As the pandemic resurgence continues, the Los Angeles City Council voted 13-0 Wednesday to direct city attorneys to draft legislation that would require people to have at least one dose of COVID-19 vaccine to enter indoor public spaces including restaurants, bars, gyms, theaters, and more. The move comes a week after Council President Nury Martinez and Councilman Mitch O’Farrell first proposed the measure.
Although details of the plan still need to be worked out, and the law would then face a final council vote, O’Farrell was quick to state that the potential ordinance is “not a vaccine mandate.”
“We’re not going to tell someone, anyone, that they have to get vaccinated,” O’Farrell told the Los Angeles Times. “We’re also not going to deny anyone the ability to access essentials—food, medicine, etc.—regardless of vaccination. That wouldn’t be legal, that wouldn’t be moral. But what is immoral is choosing not to get vaccinated, choosing to listen to some delusional rant on Twitter. This is real life. Vaccines work.”

TASK OBJECTIVE
In the piece on the Los Angeles indoor-venue vaccine proposal, by what vote did the City Council direct city attorneys to draft the legislation?

ENTRIES SHOWN
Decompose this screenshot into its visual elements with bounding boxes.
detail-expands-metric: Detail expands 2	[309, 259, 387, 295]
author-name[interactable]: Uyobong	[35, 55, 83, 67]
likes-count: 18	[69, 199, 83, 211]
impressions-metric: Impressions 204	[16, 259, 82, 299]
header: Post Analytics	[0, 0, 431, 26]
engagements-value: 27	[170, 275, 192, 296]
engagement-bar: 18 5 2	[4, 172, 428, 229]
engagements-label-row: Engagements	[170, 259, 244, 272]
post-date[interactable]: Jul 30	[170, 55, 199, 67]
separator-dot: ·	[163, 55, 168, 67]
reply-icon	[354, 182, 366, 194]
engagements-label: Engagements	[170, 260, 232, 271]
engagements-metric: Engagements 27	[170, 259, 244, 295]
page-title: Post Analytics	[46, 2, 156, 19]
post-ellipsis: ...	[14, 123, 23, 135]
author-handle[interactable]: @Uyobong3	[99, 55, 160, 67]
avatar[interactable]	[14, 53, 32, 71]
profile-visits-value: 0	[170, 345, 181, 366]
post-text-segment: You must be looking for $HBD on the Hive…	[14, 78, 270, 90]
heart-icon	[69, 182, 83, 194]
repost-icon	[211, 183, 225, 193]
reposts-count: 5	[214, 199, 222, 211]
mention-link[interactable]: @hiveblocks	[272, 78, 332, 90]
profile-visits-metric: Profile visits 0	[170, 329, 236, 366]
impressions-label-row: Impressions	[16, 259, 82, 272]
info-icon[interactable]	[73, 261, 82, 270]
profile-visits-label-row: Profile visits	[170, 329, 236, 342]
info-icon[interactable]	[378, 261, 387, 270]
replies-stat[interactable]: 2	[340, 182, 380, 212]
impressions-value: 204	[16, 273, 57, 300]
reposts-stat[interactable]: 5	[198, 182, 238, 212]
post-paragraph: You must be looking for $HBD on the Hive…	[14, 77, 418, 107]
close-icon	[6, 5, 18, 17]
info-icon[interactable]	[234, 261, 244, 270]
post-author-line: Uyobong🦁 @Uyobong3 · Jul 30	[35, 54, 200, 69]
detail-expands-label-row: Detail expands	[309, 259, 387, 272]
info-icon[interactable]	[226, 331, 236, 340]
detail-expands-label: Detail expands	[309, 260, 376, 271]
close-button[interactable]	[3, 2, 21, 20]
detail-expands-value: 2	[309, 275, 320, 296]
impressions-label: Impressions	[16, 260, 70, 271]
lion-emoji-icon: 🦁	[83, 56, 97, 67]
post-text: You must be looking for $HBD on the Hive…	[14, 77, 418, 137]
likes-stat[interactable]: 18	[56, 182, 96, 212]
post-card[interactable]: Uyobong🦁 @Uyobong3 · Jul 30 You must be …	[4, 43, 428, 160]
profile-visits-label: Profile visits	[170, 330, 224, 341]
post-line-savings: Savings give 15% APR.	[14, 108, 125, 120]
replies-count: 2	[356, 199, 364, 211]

ANSWER FOR THE TASK
13-0